# To be done
Read the records below. Copy each line where the string "бензина" occurs.

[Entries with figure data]
-*-*-

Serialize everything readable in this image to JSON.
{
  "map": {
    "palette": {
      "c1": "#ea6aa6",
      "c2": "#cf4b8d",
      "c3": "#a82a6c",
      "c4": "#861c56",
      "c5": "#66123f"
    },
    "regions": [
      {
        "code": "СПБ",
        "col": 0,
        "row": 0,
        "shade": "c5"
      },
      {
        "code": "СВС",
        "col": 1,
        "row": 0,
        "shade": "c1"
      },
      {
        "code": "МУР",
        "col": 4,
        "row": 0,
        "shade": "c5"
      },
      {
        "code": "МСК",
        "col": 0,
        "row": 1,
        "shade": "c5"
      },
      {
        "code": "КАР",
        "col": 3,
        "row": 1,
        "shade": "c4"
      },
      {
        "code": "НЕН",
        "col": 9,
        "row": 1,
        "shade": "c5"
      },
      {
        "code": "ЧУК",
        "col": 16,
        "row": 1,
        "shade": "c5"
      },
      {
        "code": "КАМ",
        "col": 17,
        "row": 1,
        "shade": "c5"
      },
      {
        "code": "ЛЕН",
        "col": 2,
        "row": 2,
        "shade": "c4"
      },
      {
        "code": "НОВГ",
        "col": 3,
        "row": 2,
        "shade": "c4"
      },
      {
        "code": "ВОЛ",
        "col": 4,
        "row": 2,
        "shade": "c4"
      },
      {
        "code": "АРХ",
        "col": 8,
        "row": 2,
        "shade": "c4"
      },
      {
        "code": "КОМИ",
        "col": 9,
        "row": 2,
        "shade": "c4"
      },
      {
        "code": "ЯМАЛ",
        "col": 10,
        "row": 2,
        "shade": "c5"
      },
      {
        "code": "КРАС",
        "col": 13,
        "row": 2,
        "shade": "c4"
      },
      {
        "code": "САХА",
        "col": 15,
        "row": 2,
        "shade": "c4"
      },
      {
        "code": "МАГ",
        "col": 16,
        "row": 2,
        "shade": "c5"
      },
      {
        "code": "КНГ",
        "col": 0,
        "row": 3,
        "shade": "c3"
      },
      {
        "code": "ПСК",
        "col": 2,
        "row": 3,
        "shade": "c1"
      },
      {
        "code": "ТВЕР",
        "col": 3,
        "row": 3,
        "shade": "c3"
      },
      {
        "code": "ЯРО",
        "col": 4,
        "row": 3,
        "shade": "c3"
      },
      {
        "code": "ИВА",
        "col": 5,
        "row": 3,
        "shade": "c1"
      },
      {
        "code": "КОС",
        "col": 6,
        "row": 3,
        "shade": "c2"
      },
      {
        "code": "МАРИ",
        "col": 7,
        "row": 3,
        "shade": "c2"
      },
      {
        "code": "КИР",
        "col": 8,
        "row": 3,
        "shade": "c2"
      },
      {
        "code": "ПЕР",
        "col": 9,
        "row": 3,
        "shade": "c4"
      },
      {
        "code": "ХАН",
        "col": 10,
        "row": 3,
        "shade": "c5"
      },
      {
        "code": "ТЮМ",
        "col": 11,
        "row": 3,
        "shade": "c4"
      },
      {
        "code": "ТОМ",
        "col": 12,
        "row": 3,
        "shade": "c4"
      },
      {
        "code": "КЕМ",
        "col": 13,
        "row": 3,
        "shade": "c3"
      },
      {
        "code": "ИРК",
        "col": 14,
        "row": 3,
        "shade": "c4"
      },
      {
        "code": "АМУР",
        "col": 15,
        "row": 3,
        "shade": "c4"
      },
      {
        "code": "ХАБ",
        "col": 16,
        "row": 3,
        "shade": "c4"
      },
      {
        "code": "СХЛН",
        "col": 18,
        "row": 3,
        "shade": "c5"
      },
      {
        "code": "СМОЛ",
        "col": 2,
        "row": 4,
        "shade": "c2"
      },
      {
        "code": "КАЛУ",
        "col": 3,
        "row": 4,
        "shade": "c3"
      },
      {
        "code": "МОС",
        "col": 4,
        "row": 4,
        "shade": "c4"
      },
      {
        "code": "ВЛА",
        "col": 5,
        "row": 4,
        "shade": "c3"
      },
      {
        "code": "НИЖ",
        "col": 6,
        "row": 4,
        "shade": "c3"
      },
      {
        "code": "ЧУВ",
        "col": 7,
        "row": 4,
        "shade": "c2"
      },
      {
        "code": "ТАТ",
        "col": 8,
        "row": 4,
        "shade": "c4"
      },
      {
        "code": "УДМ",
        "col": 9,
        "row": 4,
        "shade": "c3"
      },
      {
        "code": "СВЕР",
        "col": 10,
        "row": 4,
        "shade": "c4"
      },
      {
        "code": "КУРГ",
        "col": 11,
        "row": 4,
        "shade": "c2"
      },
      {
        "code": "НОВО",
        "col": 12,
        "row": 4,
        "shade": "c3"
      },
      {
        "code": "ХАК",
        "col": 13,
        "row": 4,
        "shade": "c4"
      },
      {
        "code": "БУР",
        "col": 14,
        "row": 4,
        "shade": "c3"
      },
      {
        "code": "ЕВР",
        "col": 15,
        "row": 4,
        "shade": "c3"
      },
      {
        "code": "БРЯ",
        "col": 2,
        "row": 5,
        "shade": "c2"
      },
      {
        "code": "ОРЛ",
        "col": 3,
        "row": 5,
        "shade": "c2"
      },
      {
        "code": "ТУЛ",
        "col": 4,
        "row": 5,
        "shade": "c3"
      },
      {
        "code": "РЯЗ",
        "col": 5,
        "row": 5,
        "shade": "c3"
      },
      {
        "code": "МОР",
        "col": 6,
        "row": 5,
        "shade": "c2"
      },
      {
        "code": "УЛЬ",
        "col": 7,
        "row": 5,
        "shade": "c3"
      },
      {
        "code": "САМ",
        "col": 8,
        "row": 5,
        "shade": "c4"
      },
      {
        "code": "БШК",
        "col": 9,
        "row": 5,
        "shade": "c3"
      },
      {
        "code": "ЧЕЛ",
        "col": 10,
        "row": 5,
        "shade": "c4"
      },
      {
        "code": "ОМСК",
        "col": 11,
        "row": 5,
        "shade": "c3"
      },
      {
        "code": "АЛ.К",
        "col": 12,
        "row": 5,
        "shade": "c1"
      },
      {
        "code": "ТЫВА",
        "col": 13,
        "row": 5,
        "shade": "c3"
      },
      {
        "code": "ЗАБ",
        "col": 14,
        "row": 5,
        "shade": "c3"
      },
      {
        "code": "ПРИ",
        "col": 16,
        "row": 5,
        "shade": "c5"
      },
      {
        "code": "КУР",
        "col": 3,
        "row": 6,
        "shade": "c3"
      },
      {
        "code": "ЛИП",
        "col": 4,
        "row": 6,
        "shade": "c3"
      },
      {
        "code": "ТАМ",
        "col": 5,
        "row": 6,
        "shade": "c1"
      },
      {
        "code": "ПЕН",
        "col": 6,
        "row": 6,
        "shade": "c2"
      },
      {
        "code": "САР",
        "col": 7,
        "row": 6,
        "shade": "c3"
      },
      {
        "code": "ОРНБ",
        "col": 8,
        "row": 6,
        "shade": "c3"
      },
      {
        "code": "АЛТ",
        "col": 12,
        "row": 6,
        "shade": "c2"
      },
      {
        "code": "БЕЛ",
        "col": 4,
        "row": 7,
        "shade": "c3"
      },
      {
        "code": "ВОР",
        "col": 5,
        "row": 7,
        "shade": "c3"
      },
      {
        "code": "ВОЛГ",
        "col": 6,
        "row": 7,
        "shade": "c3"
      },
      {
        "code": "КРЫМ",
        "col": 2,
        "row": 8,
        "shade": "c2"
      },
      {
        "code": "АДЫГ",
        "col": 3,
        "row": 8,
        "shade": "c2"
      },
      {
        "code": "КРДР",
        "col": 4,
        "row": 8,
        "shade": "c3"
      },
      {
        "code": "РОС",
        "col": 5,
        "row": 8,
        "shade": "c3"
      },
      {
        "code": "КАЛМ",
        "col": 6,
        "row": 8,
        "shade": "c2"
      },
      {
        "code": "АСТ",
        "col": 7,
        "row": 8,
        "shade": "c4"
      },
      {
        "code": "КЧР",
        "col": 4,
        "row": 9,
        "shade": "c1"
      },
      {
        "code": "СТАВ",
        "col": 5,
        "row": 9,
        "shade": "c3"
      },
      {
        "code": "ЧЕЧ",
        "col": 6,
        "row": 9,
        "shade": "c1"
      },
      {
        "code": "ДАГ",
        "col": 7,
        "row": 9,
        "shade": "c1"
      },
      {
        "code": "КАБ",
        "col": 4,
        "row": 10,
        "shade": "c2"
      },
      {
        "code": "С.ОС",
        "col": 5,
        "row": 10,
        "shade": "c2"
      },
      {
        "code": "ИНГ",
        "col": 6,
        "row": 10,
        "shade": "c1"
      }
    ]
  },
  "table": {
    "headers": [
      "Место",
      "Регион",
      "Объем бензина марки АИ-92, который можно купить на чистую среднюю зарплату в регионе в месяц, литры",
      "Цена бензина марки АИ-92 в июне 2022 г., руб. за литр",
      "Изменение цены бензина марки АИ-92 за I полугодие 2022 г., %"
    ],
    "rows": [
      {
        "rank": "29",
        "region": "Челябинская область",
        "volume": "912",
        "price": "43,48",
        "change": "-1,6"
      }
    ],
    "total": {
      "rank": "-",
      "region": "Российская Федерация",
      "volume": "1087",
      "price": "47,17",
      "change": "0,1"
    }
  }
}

-*-*-

# Expected output
      "Объем бензина марки АИ-92, который можно купить на чистую среднюю зарплату в регионе в месяц, литры",
      "Цена бензина марки АИ-92 в июне 2022 г., руб. за литр",
      "Изменение цены бензина марки АИ-92 за I полугодие 2022 г., %"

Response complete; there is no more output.